## Given request
Copy out each line of the material below with no changes.

* * *

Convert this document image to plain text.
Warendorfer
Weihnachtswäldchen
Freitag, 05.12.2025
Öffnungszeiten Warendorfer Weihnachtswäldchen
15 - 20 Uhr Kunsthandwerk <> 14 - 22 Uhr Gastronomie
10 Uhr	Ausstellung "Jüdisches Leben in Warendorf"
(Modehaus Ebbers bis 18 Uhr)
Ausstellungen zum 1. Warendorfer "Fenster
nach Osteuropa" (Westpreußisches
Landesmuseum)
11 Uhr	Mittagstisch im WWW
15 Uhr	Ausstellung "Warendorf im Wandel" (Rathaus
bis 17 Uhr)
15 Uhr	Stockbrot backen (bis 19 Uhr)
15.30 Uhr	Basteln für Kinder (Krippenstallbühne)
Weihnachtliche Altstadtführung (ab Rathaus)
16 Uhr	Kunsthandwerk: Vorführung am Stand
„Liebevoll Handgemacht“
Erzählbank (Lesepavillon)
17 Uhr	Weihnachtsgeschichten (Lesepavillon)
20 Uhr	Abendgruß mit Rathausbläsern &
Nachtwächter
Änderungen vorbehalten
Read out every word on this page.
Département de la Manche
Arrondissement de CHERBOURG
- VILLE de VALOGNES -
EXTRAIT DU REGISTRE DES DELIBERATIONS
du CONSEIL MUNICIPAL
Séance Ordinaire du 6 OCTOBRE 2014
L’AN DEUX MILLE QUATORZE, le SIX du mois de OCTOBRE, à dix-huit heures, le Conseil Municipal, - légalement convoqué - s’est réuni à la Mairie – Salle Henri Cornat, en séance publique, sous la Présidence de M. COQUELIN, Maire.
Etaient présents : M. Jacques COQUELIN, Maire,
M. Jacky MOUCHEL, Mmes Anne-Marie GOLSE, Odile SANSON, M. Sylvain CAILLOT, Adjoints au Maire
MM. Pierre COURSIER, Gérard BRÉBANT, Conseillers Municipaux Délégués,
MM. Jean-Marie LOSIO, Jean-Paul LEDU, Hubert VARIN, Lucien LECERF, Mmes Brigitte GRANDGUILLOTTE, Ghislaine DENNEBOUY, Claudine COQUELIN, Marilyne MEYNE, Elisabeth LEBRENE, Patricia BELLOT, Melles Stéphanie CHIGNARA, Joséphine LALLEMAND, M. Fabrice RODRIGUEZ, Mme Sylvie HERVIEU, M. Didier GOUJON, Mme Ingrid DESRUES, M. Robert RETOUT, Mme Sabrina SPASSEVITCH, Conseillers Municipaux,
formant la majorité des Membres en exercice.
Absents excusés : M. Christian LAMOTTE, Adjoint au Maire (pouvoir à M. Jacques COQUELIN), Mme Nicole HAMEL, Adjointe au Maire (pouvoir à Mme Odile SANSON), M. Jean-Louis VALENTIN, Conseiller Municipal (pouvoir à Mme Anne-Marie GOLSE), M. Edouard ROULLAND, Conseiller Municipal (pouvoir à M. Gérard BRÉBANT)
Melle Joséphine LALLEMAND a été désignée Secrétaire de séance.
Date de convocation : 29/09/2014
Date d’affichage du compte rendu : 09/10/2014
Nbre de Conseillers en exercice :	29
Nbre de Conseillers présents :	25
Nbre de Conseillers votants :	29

* * *

## Output below
Convert this document image to plain text.
Warendorfer
Weihnachtswäldchen
Freitag, 05.12.2025
Öffnungszeiten Warendorfer Weihnachtswäldchen
15 - 20 Uhr Kunsthandwerk <> 14 - 22 Uhr Gastronomie
10 Uhr	Ausstellung "Jüdisches Leben in Warendorf"
(Modehaus Ebbers bis 18 Uhr)
Ausstellungen zum 1. Warendorfer "Fenster
nach Osteuropa" (Westpreußisches
Landesmuseum)
11 Uhr	Mittagstisch im WWW
15 Uhr	Ausstellung "Warendorf im Wandel" (Rathaus
bis 17 Uhr)
15 Uhr	Stockbrot backen (bis 19 Uhr)
15.30 Uhr	Basteln für Kinder (Krippenstallbühne)
Weihnachtliche Altstadtführung (ab Rathaus)
16 Uhr	Kunsthandwerk: Vorführung am Stand
„Liebevoll Handgemacht“
Erzählbank (Lesepavillon)
17 Uhr	Weihnachtsgeschichten (Lesepavillon)
20 Uhr	Abendgruß mit Rathausbläsern &
Nachtwächter
Änderungen vorbehalten
Read out every word on this page.
Département de la Manche
Arrondissement de CHERBOURG
- VILLE de VALOGNES -
EXTRAIT DU REGISTRE DES DELIBERATIONS
du CONSEIL MUNICIPAL
Séance Ordinaire du 6 OCTOBRE 2014
L’AN DEUX MILLE QUATORZE, le SIX du mois de OCTOBRE, à dix-huit heures, le Conseil Municipal, - légalement convoqué - s’est réuni à la Mairie – Salle Henri Cornat, en séance publique, sous la Présidence de M. COQUELIN, Maire.
Etaient présents : M. Jacques COQUELIN, Maire,
M. Jacky MOUCHEL, Mmes Anne-Marie GOLSE, Odile SANSON, M. Sylvain CAILLOT, Adjoints au Maire
MM. Pierre COURSIER, Gérard BRÉBANT, Conseillers Municipaux Délégués,
MM. Jean-Marie LOSIO, Jean-Paul LEDU, Hubert VARIN, Lucien LECERF, Mmes Brigitte GRANDGUILLOTTE, Ghislaine DENNEBOUY, Claudine COQUELIN, Marilyne MEYNE, Elisabeth LEBRENE, Patricia BELLOT, Melles Stéphanie CHIGNARA, Joséphine LALLEMAND, M. Fabrice RODRIGUEZ, Mme Sylvie HERVIEU, M. Didier GOUJON, Mme Ingrid DESRUES, M. Robert RETOUT, Mme Sabrina SPASSEVITCH, Conseillers Municipaux,
formant la majorité des Membres en exercice.
Absents excusés : M. Christian LAMOTTE, Adjoint au Maire (pouvoir à M. Jacques COQUELIN), Mme Nicole HAMEL, Adjointe au Maire (pouvoir à Mme Odile SANSON), M. Jean-Louis VALENTIN, Conseiller Municipal (pouvoir à Mme Anne-Marie GOLSE), M. Edouard ROULLAND, Conseiller Municipal (pouvoir à M. Gérard BRÉBANT)
Melle Joséphine LALLEMAND a été désignée Secrétaire de séance.
Date de convocation : 29/09/2014
Date d’affichage du compte rendu : 09/10/2014
Nbre de Conseillers en exercice :	29
Nbre de Conseillers présents :	25
Nbre de Conseillers votants :	29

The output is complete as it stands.